EXERCISE PROMPT →
Look for the string "Drawings" in every line, and copy each line that has it.

Recorded data →
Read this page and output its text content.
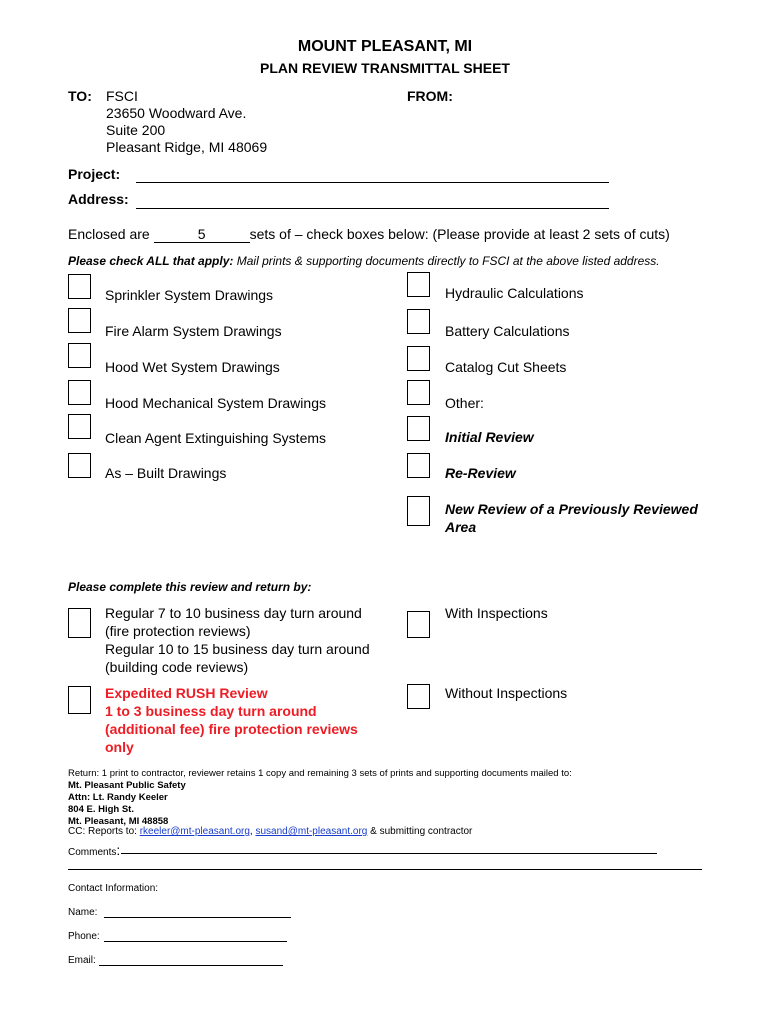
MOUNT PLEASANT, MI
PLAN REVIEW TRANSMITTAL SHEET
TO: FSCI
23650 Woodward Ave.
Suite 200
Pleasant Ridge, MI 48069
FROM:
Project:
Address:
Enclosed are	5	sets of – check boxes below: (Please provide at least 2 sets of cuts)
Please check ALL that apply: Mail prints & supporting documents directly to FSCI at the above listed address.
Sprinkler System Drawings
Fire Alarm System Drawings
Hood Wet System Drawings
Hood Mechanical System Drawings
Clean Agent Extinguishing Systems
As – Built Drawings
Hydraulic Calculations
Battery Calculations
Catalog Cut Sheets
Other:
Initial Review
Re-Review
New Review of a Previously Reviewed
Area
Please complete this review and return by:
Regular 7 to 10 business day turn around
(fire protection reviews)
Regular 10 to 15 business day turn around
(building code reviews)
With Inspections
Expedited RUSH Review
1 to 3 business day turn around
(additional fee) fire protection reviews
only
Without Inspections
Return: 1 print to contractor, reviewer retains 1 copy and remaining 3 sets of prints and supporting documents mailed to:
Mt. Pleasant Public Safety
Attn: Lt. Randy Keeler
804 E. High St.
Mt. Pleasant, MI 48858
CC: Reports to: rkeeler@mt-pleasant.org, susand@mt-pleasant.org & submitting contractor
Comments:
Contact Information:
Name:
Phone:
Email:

* * *

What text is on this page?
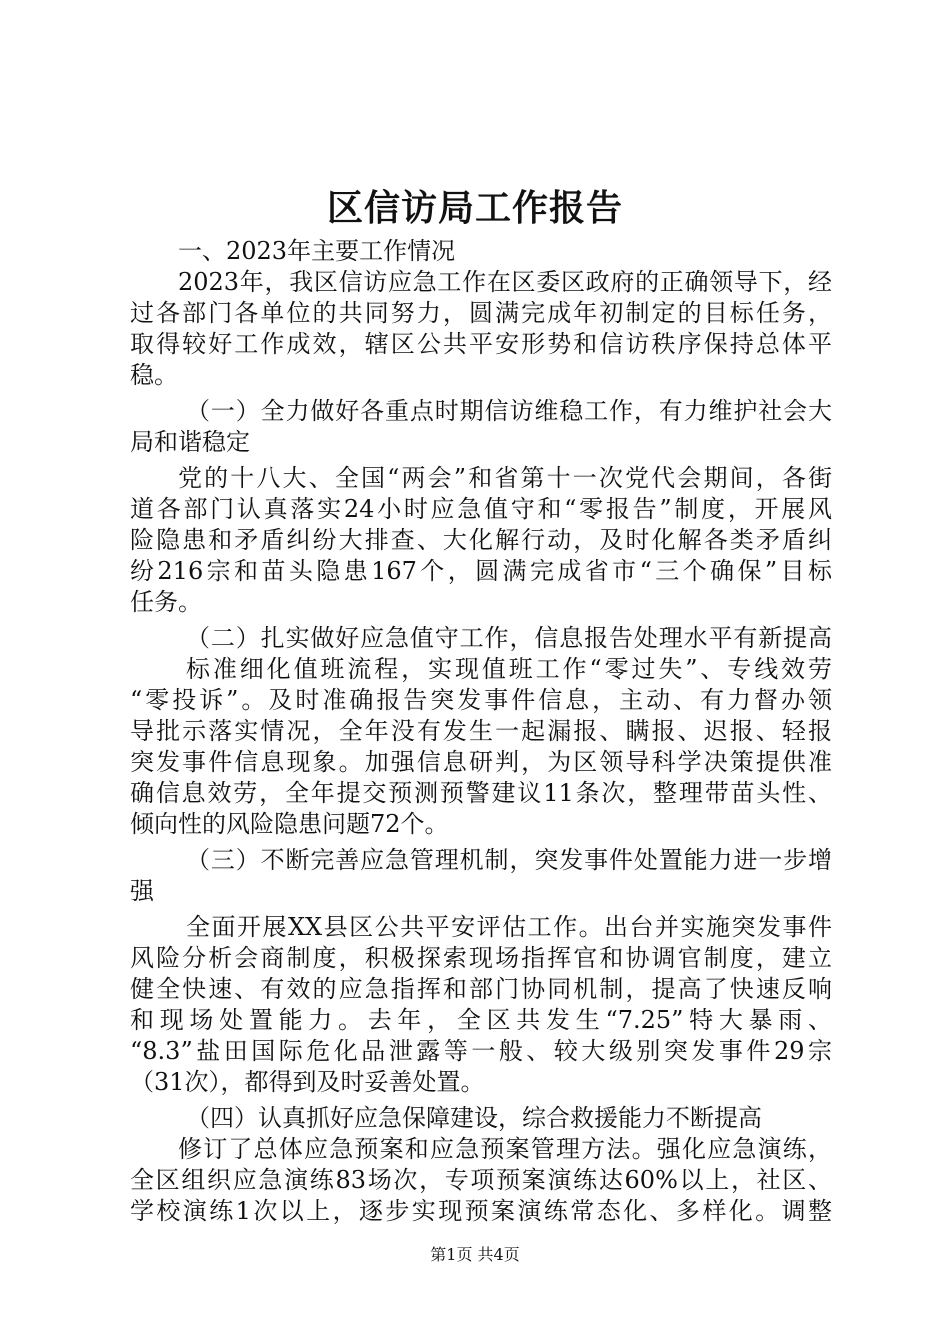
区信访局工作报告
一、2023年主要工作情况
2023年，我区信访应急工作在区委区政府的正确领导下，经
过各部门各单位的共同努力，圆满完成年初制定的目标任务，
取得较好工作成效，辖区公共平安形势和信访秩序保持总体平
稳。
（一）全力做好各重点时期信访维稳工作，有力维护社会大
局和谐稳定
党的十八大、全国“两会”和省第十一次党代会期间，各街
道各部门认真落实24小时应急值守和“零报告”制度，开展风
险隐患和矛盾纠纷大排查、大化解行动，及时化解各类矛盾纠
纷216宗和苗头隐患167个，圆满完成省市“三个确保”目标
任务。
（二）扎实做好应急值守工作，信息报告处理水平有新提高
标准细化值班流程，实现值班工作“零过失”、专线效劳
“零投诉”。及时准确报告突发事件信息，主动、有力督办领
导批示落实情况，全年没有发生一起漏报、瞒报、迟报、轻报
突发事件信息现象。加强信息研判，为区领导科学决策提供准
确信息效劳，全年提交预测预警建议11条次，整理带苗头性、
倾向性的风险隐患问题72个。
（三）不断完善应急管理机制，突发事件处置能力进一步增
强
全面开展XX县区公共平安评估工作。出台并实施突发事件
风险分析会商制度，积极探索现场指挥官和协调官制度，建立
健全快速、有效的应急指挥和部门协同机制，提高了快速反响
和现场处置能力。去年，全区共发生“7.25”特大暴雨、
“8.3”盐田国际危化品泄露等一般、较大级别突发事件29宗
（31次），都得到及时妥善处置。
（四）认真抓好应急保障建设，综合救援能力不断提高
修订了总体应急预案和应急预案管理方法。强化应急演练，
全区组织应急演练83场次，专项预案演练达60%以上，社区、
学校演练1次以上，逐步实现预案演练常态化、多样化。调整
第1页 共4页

EXERCISE RESPONSE →
Sprinkler System Drawings
Fire Alarm System Drawings
Hood Wet System Drawings
Hood Mechanical System Drawings
As – Built Drawings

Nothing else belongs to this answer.